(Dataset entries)
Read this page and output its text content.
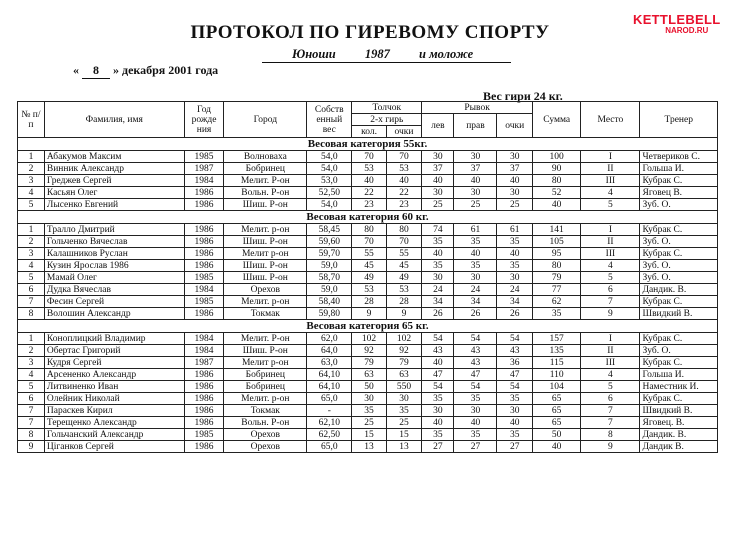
ПРОТОКОЛ ПО ГИРЕВОМУ СПОРТУ
Юноши 1987 и моложе
« 8 » декабря 2001 года
KETTLEBELL
NAROD.RU
Вес гири 24 кг.
№ п/п	Фамилия, имя	Год рожде ния	Город	Собств енный вес	Толчок		Рывок			Сумма	Место	Тренер
					2-х гирь		лев	прав	очки			
					кол.	очки						
Весовая категория 55кг.												
1	Абакумов Максим	1985	Волноваха	54,0	70	70	30	30	30	100	I	Четвериков С.
2	Винник Александр	1987	Бобринец	54,0	53	53	37	37	37	90	II	Гольша И.
3	Греджев Сергей	1984	Мелит. Р-он	53,0	40	40	40	40	40	80	III	Кубрак С.
4	Касьян Олег	1986	Вольн. Р-он	52,50	22	22	30	30	30	52	4	Яговец В.
5	Лысенко Евгений	1986	Шиш. Р-он	54,0	23	23	25	25	25	40	5	Зуб. О.
Весовая категория 60 кг.												
1	Тралло Дмитрий	1986	Мелит. р-он	58,45	80	80	74	61	61	141	I	Кубрак С.
2	Гольченко Вячеслав	1986	Шиш. Р-он	59,60	70	70	35	35	35	105	II	Зуб. О.
3	Калашников Руслан	1986	Мелит р-он	59,70	55	55	40	40	40	95	III	Кубрак С.
4	Кузин Ярослав 1986	1986	Шиш. Р-он	59,0	45	45	35	35	35	80	4	Зуб. О.
5	Мамай Олег	1985	Шиш. Р-он	58,70	49	49	30	30	30	79	5	Зуб. О.
6	Дудка Вячеслав	1984	Орехов	59,0	53	53	24	24	24	77	6	Дандик. В.
7	Фесин Сергей	1985	Мелит. р-он	58,40	28	28	34	34	34	62	7	Кубрак С.
8	Волошин Александр	1986	Токмак	59,80	9	9	26	26	26	35	9	Швидкий В.
Весовая категория 65 кг.												
1	Коноплицкий Владимир	1984	Мелит. Р-он	62,0	102	102	54	54	54	157	I	Кубрак С.
2	Обертас Григорий	1984	Шиш. Р-он	64,0	92	92	43	43	43	135	II	Зуб. О.
3	Кудря Сергей	1987	Мелит р-он	63,0	79	79	40	43	36	115	III	Кубрак С.
4	Арсененко Александр	1986	Бобринец	64,10	63	63	47	47	47	110	4	Гольша И.
5	Литвиненко Иван	1986	Бобринец	64,10	50	550	54	54	54	104	5	Наместник И.
6	Олейник Николай	1986	Мелит. р-он	65,0	30	30	35	35	35	65	6	Кубрак С.
7	Параскев Кирил	1986	Токмак	-	35	35	30	30	30	65	7	Швидкий В.
7	Терещенко Александр	1986	Вольн. Р-он	62,10	25	25	40	40	40	65	7	Яговец. В.
8	Гольчанский Александр	1985	Орехов	62,50	15	15	35	35	35	50	8	Дандик. В.
9	Цiганков Сергей	1986	Орехов	65,0	13	13	27	27	27	40	9	Дандик В.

Your goal: Transcribe the whole listing exactly. Pictures stay out of your copy.

Result for this task:
Read this page and output its text content.
ПРОТОКОЛ ПО ГИРЕВОМУ СПОРТУ
Юноши 1987 и моложе
« 8 » декабря 2001 года
KETTLEBELL
NAROD.RU
Вес гири 24 кг.
№ п/п	Фамилия, имя	Год рожде ния	Город	Собств енный вес	Толчок		Рывок			Сумма	Место	Тренер
					2-х гирь		лев	прав	очки			
					кол.	очки						
Весовая категория 55кг.												
1	Абакумов Максим	1985	Волноваха	54,0	70	70	30	30	30	100	I	Четвериков С.
2	Винник Александр	1987	Бобринец	54,0	53	53	37	37	37	90	II	Гольша И.
3	Греджев Сергей	1984	Мелит. Р-он	53,0	40	40	40	40	40	80	III	Кубрак С.
4	Касьян Олег	1986	Вольн. Р-он	52,50	22	22	30	30	30	52	4	Яговец В.
5	Лысенко Евгений	1986	Шиш. Р-он	54,0	23	23	25	25	25	40	5	Зуб. О.
Весовая категория 60 кг.												
1	Тралло Дмитрий	1986	Мелит. р-он	58,45	80	80	74	61	61	141	I	Кубрак С.
2	Гольченко Вячеслав	1986	Шиш. Р-он	59,60	70	70	35	35	35	105	II	Зуб. О.
3	Калашников Руслан	1986	Мелит р-он	59,70	55	55	40	40	40	95	III	Кубрак С.
4	Кузин Ярослав 1986	1986	Шиш. Р-он	59,0	45	45	35	35	35	80	4	Зуб. О.
5	Мамай Олег	1985	Шиш. Р-он	58,70	49	49	30	30	30	79	5	Зуб. О.
6	Дудка Вячеслав	1984	Орехов	59,0	53	53	24	24	24	77	6	Дандик. В.
7	Фесин Сергей	1985	Мелит. р-он	58,40	28	28	34	34	34	62	7	Кубрак С.
8	Волошин Александр	1986	Токмак	59,80	9	9	26	26	26	35	9	Швидкий В.
Весовая категория 65 кг.												
1	Коноплицкий Владимир	1984	Мелит. Р-он	62,0	102	102	54	54	54	157	I	Кубрак С.
2	Обертас Григорий	1984	Шиш. Р-он	64,0	92	92	43	43	43	135	II	Зуб. О.
3	Кудря Сергей	1987	Мелит р-он	63,0	79	79	40	43	36	115	III	Кубрак С.
4	Арсененко Александр	1986	Бобринец	64,10	63	63	47	47	47	110	4	Гольша И.
5	Литвиненко Иван	1986	Бобринец	64,10	50	550	54	54	54	104	5	Наместник И.
6	Олейник Николай	1986	Мелит. р-он	65,0	30	30	35	35	35	65	6	Кубрак С.
7	Параскев Кирил	1986	Токмак	-	35	35	30	30	30	65	7	Швидкий В.
7	Терещенко Александр	1986	Вольн. Р-он	62,10	25	25	40	40	40	65	7	Яговец. В.
8	Гольчанский Александр	1985	Орехов	62,50	15	15	35	35	35	50	8	Дандик. В.
9	Цiганков Сергей	1986	Орехов	65,0	13	13	27	27	27	40	9	Дандик В.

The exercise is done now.